start
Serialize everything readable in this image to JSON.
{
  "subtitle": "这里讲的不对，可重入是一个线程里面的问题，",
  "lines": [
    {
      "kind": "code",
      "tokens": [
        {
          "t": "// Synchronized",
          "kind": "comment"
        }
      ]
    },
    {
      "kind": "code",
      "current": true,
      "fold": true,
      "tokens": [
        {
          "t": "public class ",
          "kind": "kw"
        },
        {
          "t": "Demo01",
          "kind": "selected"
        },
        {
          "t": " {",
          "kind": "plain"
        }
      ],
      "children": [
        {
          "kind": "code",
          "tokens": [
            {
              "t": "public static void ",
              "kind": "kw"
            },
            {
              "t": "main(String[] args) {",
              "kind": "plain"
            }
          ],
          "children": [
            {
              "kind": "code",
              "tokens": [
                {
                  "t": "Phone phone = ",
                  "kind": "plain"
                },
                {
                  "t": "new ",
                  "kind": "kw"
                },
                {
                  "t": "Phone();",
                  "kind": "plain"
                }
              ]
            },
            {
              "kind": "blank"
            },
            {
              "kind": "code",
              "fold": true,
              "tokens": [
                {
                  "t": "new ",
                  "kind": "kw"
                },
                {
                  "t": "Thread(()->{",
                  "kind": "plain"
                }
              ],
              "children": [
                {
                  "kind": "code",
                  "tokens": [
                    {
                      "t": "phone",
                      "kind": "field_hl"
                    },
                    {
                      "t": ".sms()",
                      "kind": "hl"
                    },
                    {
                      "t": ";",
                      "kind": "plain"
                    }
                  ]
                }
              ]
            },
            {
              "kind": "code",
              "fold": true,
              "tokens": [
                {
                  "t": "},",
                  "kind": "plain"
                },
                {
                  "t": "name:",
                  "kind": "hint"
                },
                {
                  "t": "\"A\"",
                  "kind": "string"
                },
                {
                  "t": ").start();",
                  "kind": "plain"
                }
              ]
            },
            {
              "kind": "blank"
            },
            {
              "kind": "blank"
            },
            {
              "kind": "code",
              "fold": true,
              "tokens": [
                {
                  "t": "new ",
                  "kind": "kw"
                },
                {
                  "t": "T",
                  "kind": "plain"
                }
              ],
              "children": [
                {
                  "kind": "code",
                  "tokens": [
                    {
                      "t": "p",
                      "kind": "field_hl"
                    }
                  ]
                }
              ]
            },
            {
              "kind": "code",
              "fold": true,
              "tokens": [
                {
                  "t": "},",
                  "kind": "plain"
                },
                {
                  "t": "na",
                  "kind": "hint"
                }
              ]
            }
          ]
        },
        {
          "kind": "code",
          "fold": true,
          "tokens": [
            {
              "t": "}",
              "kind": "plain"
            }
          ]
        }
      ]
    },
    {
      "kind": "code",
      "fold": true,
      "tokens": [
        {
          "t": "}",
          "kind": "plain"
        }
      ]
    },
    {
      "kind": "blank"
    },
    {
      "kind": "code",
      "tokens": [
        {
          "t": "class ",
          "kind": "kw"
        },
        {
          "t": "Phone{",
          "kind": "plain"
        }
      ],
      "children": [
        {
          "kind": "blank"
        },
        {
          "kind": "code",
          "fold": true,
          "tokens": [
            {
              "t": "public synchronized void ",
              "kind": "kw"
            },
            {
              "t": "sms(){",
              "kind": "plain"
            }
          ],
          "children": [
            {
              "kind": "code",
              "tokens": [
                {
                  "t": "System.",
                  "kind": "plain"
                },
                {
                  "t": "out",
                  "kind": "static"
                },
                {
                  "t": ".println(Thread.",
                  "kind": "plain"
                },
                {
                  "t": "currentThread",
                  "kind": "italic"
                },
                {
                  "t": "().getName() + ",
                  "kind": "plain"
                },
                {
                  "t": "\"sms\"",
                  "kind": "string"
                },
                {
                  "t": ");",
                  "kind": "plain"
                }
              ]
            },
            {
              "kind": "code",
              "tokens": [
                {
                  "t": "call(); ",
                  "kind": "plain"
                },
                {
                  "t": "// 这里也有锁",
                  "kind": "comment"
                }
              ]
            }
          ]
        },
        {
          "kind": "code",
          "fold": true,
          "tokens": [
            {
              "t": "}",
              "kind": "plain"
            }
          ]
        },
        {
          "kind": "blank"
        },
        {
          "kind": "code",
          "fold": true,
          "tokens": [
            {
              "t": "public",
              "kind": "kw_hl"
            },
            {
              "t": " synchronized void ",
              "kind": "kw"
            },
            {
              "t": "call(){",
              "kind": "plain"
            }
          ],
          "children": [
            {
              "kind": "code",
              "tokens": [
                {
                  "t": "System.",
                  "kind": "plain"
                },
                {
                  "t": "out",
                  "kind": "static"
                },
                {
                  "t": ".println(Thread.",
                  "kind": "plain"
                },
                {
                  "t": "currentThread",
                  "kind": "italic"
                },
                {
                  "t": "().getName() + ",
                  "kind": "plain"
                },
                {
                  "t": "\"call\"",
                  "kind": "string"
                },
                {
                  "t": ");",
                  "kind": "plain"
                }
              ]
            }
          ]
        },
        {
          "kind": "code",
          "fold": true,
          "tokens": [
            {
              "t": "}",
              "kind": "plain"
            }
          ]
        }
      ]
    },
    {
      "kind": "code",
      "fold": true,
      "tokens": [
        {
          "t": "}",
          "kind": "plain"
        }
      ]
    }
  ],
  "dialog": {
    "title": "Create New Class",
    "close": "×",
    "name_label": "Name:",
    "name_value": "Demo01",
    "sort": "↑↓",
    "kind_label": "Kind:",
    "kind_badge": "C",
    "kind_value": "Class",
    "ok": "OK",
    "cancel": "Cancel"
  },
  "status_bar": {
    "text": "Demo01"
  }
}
end
**DIRECTIONS**: Your task is to repeat the data exactly; please include every line.

**COMPLETED EXERCISE**:
Serialize everything readable in this image to JSON.
{
  "subtitle": "这里讲的不对，可重入是一个线程里面的问题，",
  "lines": [
    {
      "kind": "code",
      "tokens": [
        {
          "t": "// Synchronized",
          "kind": "comment"
        }
      ]
    },
    {
      "kind": "code",
      "current": true,
      "fold": true,
      "tokens": [
        {
          "t": "public class ",
          "kind": "kw"
        },
        {
          "t": "Demo01",
          "kind": "selected"
        },
        {
          "t": " {",
          "kind": "plain"
        }
      ],
      "children": [
        {
          "kind": "code",
          "tokens": [
            {
              "t": "public static void ",
              "kind": "kw"
            },
            {
              "t": "main(String[] args) {",
              "kind": "plain"
            }
          ],
          "children": [
            {
              "kind": "code",
              "tokens": [
                {
                  "t": "Phone phone = ",
                  "kind": "plain"
                },
                {
                  "t": "new ",
                  "kind": "kw"
                },
                {
                  "t": "Phone();",
                  "kind": "plain"
                }
              ]
            },
            {
              "kind": "blank"
            },
            {
              "kind": "code",
              "fold": true,
              "tokens": [
                {
                  "t": "new ",
                  "kind": "kw"
                },
                {
                  "t": "Thread(()->{",
                  "kind": "plain"
                }
              ],
              "children": [
                {
                  "kind": "code",
                  "tokens": [
                    {
                      "t": "phone",
                      "kind": "field_hl"
                    },
                    {
                      "t": ".sms()",
                      "kind": "hl"
                    },
                    {
                      "t": ";",
                      "kind": "plain"
                    }
                  ]
                }
              ]
            },
            {
              "kind": "code",
              "fold": true,
              "tokens": [
                {
                  "t": "},",
                  "kind": "plain"
                },
                {
                  "t": "name:",
                  "kind": "hint"
                },
                {
                  "t": "\"A\"",
                  "kind": "string"
                },
                {
                  "t": ").start();",
                  "kind": "plain"
                }
              ]
            },
            {
              "kind": "blank"
            },
            {
              "kind": "blank"
            },
            {
              "kind": "code",
              "fold": true,
              "tokens": [
                {
                  "t": "new ",
                  "kind": "kw"
                },
                {
                  "t": "T",
                  "kind": "plain"
                }
              ],
              "children": [
                {
                  "kind": "code",
                  "tokens": [
                    {
                      "t": "p",
                      "kind": "field_hl"
                    }
                  ]
                }
              ]
            },
            {
              "kind": "code",
              "fold": true,
              "tokens": [
                {
                  "t": "},",
                  "kind": "plain"
                },
                {
                  "t": "na",
                  "kind": "hint"
                }
              ]
            }
          ]
        },
        {
          "kind": "code",
          "fold": true,
          "tokens": [
            {
              "t": "}",
              "kind": "plain"
            }
          ]
        }
      ]
    },
    {
      "kind": "code",
      "fold": true,
      "tokens": [
        {
          "t": "}",
          "kind": "plain"
        }
      ]
    },
    {
      "kind": "blank"
    },
    {
      "kind": "code",
      "tokens": [
        {
          "t": "class ",
          "kind": "kw"
        },
        {
          "t": "Phone{",
          "kind": "plain"
        }
      ],
      "children": [
        {
          "kind": "blank"
        },
        {
          "kind": "code",
          "fold": true,
          "tokens": [
            {
              "t": "public synchronized void ",
              "kind": "kw"
            },
            {
              "t": "sms(){",
              "kind": "plain"
            }
          ],
          "children": [
            {
              "kind": "code",
              "tokens": [
                {
                  "t": "System.",
                  "kind": "plain"
                },
                {
                  "t": "out",
                  "kind": "static"
                },
                {
                  "t": ".println(Thread.",
                  "kind": "plain"
                },
                {
                  "t": "currentThread",
                  "kind": "italic"
                },
                {
                  "t": "().getName() + ",
                  "kind": "plain"
                },
                {
                  "t": "\"sms\"",
                  "kind": "string"
                },
                {
                  "t": ");",
                  "kind": "plain"
                }
              ]
            },
            {
              "kind": "code",
              "tokens": [
                {
                  "t": "call(); ",
                  "kind": "plain"
                },
                {
                  "t": "// 这里也有锁",
                  "kind": "comment"
                }
              ]
            }
          ]
        },
        {
          "kind": "code",
          "fold": true,
          "tokens": [
            {
              "t": "}",
              "kind": "plain"
            }
          ]
        },
        {
          "kind": "blank"
        },
        {
          "kind": "code",
          "fold": true,
          "tokens": [
            {
              "t": "public",
              "kind": "kw_hl"
            },
            {
              "t": " synchronized void ",
              "kind": "kw"
            },
            {
              "t": "call(){",
              "kind": "plain"
            }
          ],
          "children": [
            {
              "kind": "code",
              "tokens": [
                {
                  "t": "System.",
                  "kind": "plain"
                },
                {
                  "t": "out",
                  "kind": "static"
                },
                {
                  "t": ".println(Thread.",
                  "kind": "plain"
                },
                {
                  "t": "currentThread",
                  "kind": "italic"
                },
                {
                  "t": "().getName() + ",
                  "kind": "plain"
                },
                {
                  "t": "\"call\"",
                  "kind": "string"
                },
                {
                  "t": ");",
                  "kind": "plain"
                }
              ]
            }
          ]
        },
        {
          "kind": "code",
          "fold": true,
          "tokens": [
            {
              "t": "}",
              "kind": "plain"
            }
          ]
        }
      ]
    },
    {
      "kind": "code",
      "fold": true,
      "tokens": [
        {
          "t": "}",
          "kind": "plain"
        }
      ]
    }
  ],
  "dialog": {
    "title": "Create New Class",
    "close": "×",
    "name_label": "Name:",
    "name_value": "Demo01",
    "sort": "↑↓",
    "kind_label": "Kind:",
    "kind_badge": "C",
    "kind_value": "Class",
    "ok": "OK",
    "cancel": "Cancel"
  },
  "status_bar": {
    "text": "Demo01"
  }
}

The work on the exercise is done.